** OBJECTIVE **
Reproduce the material word for word; the images stay out.

** DATA RECORDS **

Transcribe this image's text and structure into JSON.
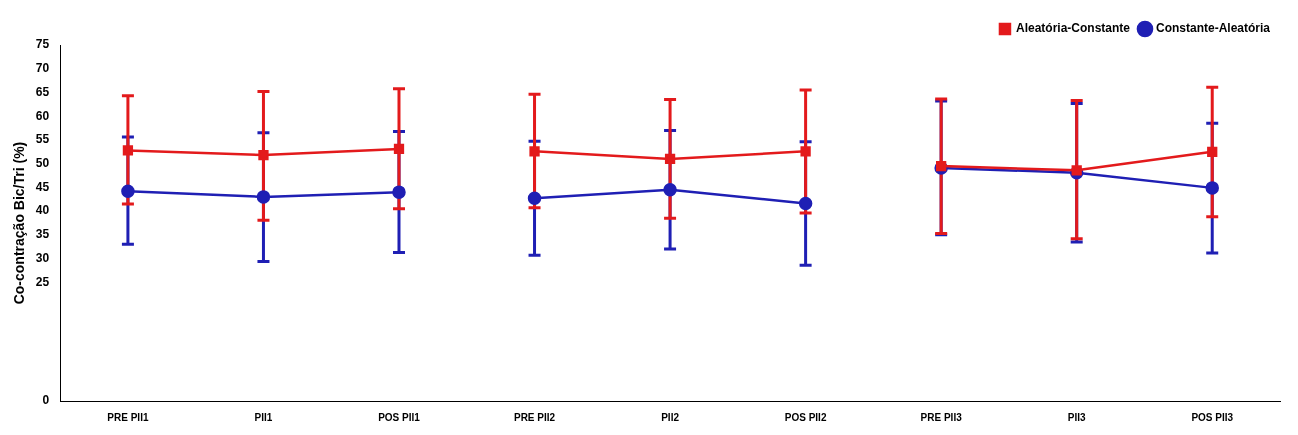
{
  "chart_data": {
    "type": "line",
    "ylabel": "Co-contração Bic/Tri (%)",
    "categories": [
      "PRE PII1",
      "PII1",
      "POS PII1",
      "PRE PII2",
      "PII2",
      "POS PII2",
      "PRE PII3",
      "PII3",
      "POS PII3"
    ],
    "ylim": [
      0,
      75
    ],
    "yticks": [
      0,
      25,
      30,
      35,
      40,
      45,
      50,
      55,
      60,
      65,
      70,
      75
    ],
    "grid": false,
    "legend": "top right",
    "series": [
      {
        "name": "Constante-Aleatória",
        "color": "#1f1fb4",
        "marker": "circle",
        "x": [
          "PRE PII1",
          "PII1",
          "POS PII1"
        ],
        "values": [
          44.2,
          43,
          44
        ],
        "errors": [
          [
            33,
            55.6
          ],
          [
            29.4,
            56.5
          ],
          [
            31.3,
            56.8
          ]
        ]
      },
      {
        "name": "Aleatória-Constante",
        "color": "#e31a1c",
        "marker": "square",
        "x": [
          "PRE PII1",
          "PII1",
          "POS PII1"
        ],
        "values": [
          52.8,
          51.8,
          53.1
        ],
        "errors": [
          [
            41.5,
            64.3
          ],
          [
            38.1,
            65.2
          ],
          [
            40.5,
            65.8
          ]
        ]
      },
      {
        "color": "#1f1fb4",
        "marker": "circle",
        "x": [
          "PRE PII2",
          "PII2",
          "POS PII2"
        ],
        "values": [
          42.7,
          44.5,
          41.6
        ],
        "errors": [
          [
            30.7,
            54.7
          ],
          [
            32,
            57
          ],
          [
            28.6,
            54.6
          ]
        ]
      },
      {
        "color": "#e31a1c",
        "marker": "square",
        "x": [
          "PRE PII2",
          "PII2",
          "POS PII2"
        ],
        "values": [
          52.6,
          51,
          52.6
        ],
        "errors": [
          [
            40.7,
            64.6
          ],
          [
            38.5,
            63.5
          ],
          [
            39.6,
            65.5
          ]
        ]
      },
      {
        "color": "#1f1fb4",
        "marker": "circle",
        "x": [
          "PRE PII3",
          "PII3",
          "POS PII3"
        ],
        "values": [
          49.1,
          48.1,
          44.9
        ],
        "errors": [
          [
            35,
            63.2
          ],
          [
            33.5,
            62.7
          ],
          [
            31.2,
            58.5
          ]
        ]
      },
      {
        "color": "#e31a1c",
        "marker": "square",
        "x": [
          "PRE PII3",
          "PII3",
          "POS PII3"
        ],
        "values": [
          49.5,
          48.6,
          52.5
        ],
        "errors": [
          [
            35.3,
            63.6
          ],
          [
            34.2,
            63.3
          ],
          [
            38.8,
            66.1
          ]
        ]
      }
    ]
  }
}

** THE RESPONSE **
Transcribe this image's text and structure into JSON.
{
  "chart_data": {
    "type": "line",
    "ylabel": "Co-contração Bic/Tri (%)",
    "categories": [
      "PRE PII1",
      "PII1",
      "POS PII1",
      "PRE PII2",
      "PII2",
      "POS PII2",
      "PRE PII3",
      "PII3",
      "POS PII3"
    ],
    "ylim": [
      0,
      75
    ],
    "yticks": [
      0,
      25,
      30,
      35,
      40,
      45,
      50,
      55,
      60,
      65,
      70,
      75
    ],
    "grid": false,
    "legend": "top right",
    "series": [
      {
        "name": "Constante-Aleatória",
        "color": "#1f1fb4",
        "marker": "circle",
        "x": [
          "PRE PII1",
          "PII1",
          "POS PII1"
        ],
        "values": [
          44.2,
          43,
          44
        ],
        "errors": [
          [
            33,
            55.6
          ],
          [
            29.4,
            56.5
          ],
          [
            31.3,
            56.8
          ]
        ]
      },
      {
        "name": "Aleatória-Constante",
        "color": "#e31a1c",
        "marker": "square",
        "x": [
          "PRE PII1",
          "PII1",
          "POS PII1"
        ],
        "values": [
          52.8,
          51.8,
          53.1
        ],
        "errors": [
          [
            41.5,
            64.3
          ],
          [
            38.1,
            65.2
          ],
          [
            40.5,
            65.8
          ]
        ]
      },
      {
        "color": "#1f1fb4",
        "marker": "circle",
        "x": [
          "PRE PII2",
          "PII2",
          "POS PII2"
        ],
        "values": [
          42.7,
          44.5,
          41.6
        ],
        "errors": [
          [
            30.7,
            54.7
          ],
          [
            32,
            57
          ],
          [
            28.6,
            54.6
          ]
        ]
      },
      {
        "color": "#e31a1c",
        "marker": "square",
        "x": [
          "PRE PII2",
          "PII2",
          "POS PII2"
        ],
        "values": [
          52.6,
          51,
          52.6
        ],
        "errors": [
          [
            40.7,
            64.6
          ],
          [
            38.5,
            63.5
          ],
          [
            39.6,
            65.5
          ]
        ]
      },
      {
        "color": "#1f1fb4",
        "marker": "circle",
        "x": [
          "PRE PII3",
          "PII3",
          "POS PII3"
        ],
        "values": [
          49.1,
          48.1,
          44.9
        ],
        "errors": [
          [
            35,
            63.2
          ],
          [
            33.5,
            62.7
          ],
          [
            31.2,
            58.5
          ]
        ]
      },
      {
        "color": "#e31a1c",
        "marker": "square",
        "x": [
          "PRE PII3",
          "PII3",
          "POS PII3"
        ],
        "values": [
          49.5,
          48.6,
          52.5
        ],
        "errors": [
          [
            35.3,
            63.6
          ],
          [
            34.2,
            63.3
          ],
          [
            38.8,
            66.1
          ]
        ]
      }
    ]
  }
}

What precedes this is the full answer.